Check every line below for the word "adoption" and copy the ones that have it.

Extracted data entries
^^^^

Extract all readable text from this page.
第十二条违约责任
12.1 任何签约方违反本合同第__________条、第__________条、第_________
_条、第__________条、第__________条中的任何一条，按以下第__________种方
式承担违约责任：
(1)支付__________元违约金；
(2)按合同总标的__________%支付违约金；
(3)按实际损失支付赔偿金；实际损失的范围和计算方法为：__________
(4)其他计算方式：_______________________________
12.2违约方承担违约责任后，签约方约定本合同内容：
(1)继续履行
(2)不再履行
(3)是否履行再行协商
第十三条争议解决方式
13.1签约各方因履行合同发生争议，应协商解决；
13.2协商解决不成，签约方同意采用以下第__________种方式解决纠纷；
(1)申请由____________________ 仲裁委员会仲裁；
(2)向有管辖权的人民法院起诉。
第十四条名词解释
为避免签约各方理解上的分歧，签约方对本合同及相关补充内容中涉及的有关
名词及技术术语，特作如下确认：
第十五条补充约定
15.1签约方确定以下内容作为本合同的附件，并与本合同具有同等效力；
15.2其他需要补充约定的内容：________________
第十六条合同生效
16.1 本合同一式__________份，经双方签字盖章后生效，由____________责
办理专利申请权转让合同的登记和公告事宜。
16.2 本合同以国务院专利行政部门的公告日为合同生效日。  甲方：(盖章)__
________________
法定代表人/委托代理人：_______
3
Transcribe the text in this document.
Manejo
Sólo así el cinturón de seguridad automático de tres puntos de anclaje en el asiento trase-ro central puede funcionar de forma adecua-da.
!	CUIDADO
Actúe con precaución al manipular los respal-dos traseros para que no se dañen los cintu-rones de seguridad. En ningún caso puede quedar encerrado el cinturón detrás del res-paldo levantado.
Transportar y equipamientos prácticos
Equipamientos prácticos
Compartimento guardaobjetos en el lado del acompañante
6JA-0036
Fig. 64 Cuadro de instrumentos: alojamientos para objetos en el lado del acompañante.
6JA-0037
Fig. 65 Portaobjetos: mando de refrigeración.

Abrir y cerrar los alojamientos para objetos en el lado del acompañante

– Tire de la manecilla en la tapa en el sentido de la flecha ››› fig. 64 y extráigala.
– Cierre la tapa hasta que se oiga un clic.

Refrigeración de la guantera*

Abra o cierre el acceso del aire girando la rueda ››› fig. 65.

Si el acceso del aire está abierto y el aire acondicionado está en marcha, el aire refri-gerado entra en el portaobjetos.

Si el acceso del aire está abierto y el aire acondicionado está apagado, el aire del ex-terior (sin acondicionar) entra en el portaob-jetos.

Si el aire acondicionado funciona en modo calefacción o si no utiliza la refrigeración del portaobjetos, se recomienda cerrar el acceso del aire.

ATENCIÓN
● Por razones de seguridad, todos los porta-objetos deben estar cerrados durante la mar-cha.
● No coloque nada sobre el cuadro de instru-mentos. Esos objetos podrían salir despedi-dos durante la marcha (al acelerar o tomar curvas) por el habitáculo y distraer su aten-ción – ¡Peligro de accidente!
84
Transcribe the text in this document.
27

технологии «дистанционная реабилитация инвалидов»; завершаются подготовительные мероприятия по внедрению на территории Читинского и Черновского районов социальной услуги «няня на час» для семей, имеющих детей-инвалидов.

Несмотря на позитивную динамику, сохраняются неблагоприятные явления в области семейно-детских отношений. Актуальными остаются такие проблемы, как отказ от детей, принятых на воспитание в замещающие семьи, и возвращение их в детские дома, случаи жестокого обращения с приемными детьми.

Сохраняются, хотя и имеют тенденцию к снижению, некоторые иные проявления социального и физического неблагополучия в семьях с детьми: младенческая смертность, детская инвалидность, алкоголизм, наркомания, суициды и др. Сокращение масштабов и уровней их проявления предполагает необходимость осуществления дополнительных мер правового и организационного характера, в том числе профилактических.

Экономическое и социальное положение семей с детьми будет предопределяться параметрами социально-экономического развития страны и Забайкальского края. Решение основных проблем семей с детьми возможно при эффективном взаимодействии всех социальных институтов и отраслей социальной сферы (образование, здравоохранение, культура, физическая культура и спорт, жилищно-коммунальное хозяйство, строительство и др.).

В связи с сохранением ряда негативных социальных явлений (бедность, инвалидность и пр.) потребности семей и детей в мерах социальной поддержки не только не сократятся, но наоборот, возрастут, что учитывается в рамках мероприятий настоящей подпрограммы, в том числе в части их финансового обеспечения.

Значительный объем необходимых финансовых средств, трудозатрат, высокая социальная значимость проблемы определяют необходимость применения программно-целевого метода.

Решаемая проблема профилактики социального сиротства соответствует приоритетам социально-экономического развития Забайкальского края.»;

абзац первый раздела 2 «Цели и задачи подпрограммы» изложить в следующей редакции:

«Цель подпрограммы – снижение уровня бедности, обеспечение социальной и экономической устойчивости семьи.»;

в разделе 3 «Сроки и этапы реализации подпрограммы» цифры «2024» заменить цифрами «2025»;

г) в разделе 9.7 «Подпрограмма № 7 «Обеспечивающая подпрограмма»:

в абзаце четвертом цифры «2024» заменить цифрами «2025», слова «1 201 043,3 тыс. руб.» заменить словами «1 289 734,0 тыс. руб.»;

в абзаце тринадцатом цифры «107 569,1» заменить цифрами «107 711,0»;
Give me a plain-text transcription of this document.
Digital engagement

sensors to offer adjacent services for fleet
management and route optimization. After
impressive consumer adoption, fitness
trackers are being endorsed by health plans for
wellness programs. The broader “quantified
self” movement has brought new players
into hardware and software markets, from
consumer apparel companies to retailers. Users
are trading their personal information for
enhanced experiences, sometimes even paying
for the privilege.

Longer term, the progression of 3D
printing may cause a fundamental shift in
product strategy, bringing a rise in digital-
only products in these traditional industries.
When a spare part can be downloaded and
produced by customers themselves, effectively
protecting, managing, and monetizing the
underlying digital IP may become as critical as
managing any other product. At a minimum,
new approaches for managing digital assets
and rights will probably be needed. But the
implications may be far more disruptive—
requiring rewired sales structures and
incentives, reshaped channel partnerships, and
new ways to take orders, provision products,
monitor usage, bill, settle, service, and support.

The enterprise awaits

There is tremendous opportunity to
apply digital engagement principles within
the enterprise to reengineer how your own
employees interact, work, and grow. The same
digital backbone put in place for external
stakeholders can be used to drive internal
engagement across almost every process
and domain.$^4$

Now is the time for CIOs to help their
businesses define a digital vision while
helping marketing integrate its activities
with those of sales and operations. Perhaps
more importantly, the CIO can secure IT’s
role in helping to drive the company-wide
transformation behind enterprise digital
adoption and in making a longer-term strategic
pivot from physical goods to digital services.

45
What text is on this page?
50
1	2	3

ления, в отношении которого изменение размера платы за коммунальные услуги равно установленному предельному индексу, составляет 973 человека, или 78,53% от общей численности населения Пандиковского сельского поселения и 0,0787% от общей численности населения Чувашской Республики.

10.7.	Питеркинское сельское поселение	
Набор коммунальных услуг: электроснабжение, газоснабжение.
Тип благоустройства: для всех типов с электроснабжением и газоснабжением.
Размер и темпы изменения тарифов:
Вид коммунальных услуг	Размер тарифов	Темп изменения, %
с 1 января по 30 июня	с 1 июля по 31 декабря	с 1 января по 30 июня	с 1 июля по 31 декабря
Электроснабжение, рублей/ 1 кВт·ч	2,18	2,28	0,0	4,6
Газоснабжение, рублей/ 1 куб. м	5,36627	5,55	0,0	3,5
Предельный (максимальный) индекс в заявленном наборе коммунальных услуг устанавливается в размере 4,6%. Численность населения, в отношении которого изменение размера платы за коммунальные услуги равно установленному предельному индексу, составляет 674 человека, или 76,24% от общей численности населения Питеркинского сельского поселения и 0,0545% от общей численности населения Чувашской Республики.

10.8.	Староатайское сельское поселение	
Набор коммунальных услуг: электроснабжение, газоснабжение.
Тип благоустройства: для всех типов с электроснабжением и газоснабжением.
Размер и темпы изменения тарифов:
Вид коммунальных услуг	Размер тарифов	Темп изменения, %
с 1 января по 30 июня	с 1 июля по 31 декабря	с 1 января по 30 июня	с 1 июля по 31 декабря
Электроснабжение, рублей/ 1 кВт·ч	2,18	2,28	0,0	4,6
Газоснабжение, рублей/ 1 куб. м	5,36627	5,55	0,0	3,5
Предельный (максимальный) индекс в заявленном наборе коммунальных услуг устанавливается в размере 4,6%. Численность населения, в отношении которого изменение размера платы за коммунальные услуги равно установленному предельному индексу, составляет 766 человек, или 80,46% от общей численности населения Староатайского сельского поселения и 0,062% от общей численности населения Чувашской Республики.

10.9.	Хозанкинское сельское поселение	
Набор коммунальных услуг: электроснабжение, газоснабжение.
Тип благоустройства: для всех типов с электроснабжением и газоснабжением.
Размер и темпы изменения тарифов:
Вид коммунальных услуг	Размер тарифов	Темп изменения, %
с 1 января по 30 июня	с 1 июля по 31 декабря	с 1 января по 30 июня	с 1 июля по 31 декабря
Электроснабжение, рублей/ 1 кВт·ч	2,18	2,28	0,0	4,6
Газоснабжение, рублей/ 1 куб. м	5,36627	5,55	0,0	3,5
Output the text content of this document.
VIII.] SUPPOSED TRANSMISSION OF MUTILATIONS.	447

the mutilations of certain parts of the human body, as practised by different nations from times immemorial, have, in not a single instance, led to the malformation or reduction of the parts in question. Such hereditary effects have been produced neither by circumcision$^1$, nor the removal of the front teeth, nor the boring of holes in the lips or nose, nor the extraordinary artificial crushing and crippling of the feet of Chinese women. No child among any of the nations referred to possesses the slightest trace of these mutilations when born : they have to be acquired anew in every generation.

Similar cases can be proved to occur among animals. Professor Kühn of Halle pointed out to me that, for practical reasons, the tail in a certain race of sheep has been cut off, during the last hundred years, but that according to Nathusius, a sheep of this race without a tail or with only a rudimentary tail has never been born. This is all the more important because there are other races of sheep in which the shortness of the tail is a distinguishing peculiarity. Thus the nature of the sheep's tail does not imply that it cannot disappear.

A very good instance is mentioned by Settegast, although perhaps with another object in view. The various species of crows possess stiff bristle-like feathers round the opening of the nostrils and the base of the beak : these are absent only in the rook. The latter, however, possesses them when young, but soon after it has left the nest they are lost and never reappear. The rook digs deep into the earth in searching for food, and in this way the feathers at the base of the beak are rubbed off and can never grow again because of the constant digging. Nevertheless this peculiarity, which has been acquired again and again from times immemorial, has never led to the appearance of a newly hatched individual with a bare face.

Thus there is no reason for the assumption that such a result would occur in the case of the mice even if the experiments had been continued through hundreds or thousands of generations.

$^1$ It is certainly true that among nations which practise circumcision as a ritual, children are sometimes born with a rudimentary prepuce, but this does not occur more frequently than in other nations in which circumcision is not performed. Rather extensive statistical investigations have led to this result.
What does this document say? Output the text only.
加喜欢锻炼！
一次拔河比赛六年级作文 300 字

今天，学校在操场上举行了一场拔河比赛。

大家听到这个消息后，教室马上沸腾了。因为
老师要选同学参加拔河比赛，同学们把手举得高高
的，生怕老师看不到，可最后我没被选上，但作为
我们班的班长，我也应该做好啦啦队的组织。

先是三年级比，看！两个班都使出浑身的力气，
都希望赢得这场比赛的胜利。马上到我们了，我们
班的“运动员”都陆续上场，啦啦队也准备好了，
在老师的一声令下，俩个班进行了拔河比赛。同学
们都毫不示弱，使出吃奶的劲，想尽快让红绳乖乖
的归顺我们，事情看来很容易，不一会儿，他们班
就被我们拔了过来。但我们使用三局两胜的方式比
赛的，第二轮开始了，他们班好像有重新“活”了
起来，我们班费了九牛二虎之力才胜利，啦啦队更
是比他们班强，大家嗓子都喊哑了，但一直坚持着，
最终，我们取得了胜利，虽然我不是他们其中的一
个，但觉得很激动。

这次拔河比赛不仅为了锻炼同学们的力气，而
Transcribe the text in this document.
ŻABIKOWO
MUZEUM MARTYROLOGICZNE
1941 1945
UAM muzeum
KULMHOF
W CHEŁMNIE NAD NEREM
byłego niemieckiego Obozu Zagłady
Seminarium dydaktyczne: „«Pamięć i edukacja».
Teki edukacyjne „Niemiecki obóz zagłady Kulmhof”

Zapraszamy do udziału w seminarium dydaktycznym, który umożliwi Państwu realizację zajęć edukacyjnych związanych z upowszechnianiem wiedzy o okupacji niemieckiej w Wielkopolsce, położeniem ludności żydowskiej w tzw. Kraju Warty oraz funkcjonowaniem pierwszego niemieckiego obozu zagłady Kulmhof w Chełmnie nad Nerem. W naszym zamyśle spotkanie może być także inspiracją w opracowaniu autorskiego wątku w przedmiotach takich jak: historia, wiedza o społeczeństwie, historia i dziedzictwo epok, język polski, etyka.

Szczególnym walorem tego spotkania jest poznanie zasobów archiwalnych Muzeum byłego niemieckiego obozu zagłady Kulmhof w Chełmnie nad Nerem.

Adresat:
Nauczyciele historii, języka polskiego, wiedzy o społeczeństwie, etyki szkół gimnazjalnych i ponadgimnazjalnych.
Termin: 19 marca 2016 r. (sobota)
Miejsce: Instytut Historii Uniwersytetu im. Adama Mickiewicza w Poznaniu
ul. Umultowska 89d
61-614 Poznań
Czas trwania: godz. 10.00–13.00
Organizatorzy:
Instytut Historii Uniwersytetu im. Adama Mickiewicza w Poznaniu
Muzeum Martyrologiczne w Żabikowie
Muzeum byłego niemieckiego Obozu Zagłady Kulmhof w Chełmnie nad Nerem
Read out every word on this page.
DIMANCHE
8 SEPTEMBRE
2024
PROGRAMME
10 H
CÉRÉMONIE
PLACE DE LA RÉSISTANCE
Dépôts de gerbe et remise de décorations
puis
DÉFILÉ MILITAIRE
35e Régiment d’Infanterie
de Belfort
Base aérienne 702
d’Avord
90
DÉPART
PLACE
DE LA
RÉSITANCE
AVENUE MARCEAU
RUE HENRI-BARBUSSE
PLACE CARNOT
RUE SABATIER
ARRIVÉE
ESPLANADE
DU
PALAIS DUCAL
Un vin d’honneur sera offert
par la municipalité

^^^^

● **Worked solution**:
impressive consumer adoption, fitness
adoption and in making a longer-term strategic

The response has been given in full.